Present every line in which the string "page" appears.

--- MATERIAL PROVIDED ---

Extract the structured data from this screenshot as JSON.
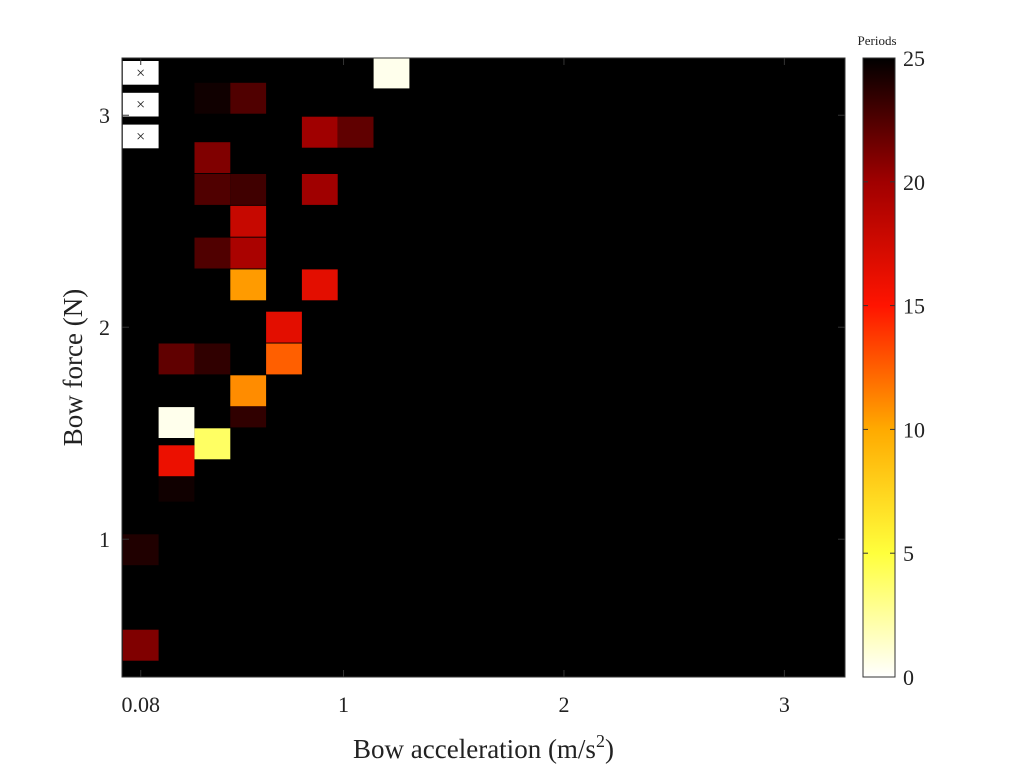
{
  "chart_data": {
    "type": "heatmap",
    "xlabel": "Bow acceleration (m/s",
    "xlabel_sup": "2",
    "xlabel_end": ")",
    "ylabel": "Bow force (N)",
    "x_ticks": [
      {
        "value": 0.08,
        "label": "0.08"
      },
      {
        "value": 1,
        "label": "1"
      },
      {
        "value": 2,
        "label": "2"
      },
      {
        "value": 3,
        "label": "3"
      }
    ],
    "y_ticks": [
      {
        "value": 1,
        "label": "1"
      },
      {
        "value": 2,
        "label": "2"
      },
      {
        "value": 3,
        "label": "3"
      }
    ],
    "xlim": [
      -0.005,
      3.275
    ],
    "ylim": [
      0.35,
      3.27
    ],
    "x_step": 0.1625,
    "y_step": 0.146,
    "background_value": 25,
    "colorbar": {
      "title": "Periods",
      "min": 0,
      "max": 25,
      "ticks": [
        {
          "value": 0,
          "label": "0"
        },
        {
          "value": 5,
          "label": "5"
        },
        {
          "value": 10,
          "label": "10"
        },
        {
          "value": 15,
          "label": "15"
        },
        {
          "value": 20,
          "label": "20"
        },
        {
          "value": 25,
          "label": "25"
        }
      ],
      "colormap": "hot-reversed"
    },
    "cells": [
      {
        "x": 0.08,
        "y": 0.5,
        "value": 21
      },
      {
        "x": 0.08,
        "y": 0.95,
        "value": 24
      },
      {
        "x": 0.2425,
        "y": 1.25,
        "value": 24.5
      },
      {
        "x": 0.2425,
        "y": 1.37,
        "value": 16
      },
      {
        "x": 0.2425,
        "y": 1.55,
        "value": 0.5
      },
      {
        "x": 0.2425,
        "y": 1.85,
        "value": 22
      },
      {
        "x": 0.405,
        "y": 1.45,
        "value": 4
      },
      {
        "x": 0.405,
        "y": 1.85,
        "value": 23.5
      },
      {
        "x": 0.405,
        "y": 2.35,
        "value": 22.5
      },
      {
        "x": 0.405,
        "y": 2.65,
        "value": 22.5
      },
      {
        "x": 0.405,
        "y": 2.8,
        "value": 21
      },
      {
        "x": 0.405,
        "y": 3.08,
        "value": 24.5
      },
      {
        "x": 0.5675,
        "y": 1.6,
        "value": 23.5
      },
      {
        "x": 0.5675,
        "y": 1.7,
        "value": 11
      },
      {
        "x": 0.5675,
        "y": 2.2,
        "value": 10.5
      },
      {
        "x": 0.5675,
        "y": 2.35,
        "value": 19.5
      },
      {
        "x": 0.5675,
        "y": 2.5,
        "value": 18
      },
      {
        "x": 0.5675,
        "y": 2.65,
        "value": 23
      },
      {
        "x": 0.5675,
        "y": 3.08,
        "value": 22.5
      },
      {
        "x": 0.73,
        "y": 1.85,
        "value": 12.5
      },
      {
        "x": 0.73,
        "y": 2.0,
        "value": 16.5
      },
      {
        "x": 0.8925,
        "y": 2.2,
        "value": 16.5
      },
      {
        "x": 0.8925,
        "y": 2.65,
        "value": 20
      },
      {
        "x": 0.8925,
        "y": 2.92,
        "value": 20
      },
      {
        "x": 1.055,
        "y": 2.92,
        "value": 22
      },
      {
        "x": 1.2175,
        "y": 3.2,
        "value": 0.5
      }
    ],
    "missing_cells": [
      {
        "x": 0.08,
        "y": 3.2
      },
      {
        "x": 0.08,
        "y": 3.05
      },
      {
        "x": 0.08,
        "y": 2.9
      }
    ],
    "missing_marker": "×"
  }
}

---
--- MATERIAL PROVIDED ---

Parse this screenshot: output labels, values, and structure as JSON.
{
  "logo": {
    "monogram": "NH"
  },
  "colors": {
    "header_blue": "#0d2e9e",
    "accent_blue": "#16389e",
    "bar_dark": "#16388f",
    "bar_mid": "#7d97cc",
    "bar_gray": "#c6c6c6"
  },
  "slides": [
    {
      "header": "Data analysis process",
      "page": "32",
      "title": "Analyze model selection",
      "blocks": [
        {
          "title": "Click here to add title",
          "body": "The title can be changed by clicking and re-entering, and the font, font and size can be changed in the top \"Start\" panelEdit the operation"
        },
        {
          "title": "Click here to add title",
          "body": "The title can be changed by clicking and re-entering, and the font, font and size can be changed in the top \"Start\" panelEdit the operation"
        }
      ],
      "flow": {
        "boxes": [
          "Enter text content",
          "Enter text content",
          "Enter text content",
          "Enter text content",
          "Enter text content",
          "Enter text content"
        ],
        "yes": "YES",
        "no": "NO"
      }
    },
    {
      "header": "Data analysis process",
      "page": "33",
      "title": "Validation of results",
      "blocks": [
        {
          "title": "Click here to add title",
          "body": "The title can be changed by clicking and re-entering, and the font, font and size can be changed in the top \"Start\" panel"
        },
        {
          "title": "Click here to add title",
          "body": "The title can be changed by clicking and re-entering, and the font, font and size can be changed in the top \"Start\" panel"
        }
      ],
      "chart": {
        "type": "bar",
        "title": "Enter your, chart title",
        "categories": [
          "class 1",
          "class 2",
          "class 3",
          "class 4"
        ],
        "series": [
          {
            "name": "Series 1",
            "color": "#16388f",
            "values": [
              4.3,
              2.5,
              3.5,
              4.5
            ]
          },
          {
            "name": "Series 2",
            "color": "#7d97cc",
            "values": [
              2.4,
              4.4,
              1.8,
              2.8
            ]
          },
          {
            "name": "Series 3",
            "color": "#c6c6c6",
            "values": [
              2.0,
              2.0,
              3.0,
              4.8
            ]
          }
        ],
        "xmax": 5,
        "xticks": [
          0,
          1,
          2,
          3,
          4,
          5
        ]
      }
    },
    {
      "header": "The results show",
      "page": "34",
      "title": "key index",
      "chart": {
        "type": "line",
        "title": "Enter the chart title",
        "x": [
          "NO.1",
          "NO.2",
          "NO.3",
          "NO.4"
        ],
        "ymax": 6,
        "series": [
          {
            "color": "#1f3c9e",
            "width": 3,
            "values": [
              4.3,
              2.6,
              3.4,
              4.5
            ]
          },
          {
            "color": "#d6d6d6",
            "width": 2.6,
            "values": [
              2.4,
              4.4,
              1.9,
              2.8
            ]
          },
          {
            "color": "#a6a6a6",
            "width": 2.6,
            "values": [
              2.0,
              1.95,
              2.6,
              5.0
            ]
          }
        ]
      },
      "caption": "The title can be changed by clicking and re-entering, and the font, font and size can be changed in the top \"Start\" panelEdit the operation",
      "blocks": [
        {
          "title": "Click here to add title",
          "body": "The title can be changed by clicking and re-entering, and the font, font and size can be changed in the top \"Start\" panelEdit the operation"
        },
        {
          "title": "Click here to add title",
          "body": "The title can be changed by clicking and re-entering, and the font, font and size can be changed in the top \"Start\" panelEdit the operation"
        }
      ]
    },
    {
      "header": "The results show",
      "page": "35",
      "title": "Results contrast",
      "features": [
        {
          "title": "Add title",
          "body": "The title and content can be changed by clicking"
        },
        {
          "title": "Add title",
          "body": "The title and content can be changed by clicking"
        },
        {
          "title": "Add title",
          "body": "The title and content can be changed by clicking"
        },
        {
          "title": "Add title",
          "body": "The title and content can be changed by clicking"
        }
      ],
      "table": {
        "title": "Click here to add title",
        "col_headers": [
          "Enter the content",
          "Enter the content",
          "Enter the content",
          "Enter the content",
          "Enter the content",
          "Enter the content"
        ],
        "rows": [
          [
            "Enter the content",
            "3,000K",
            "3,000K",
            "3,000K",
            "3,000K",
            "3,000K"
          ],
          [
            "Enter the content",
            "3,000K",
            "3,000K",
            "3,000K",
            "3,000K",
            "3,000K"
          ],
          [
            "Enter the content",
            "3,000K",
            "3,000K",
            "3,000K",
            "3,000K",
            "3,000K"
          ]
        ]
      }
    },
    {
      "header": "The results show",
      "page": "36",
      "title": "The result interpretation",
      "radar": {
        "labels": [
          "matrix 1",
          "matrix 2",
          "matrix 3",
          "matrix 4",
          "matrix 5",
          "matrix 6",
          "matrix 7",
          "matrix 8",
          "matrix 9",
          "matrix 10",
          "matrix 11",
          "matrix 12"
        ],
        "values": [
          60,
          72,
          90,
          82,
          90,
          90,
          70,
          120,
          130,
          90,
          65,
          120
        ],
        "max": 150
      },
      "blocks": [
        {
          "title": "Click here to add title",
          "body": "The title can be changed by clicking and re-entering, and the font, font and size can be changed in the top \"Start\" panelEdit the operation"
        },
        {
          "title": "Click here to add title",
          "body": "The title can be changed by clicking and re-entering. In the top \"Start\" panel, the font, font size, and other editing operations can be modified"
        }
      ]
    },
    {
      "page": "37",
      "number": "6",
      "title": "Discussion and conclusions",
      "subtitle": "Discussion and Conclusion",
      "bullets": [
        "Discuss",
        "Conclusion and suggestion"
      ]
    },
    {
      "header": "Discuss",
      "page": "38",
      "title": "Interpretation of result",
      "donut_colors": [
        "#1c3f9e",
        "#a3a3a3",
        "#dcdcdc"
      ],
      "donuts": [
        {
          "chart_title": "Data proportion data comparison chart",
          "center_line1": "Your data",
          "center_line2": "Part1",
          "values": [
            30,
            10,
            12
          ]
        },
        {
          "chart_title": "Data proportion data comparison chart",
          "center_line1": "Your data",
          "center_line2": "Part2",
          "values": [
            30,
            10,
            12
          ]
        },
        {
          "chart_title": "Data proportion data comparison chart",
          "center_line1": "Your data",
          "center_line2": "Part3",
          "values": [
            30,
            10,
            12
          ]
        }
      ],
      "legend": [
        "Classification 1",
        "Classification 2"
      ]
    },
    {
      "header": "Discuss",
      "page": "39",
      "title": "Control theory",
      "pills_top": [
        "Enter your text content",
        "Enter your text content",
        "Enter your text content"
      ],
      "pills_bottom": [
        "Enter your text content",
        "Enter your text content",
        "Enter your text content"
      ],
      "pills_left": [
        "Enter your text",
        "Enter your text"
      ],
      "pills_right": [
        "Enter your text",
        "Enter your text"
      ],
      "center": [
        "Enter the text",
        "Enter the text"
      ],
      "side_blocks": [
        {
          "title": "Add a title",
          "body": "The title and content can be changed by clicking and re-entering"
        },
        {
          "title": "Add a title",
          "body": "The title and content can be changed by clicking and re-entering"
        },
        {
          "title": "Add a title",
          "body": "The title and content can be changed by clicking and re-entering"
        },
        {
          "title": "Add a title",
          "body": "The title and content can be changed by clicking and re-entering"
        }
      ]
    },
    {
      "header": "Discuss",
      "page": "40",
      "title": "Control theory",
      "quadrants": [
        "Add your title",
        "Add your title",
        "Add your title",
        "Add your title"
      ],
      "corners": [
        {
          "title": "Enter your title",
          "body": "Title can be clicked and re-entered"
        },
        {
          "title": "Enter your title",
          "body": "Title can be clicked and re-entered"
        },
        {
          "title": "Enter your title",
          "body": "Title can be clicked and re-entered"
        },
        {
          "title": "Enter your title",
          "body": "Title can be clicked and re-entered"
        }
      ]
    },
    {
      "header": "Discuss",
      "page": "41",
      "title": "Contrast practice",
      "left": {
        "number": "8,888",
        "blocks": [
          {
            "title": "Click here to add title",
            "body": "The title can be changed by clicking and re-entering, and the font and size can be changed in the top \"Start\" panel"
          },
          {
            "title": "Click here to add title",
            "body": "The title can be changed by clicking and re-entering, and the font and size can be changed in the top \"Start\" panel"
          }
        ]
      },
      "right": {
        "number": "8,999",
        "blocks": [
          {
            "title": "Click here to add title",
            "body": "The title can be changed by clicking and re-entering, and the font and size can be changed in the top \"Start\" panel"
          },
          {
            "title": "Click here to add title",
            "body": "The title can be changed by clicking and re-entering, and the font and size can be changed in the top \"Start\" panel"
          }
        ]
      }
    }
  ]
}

---

• TASK OUTPUT:
      "page": "32",
      "page": "33",
      "page": "34",
      "page": "35",
      "page": "36",
      "page": "37",
      "page": "38",
      "page": "39",
      "page": "40",
      "page": "41",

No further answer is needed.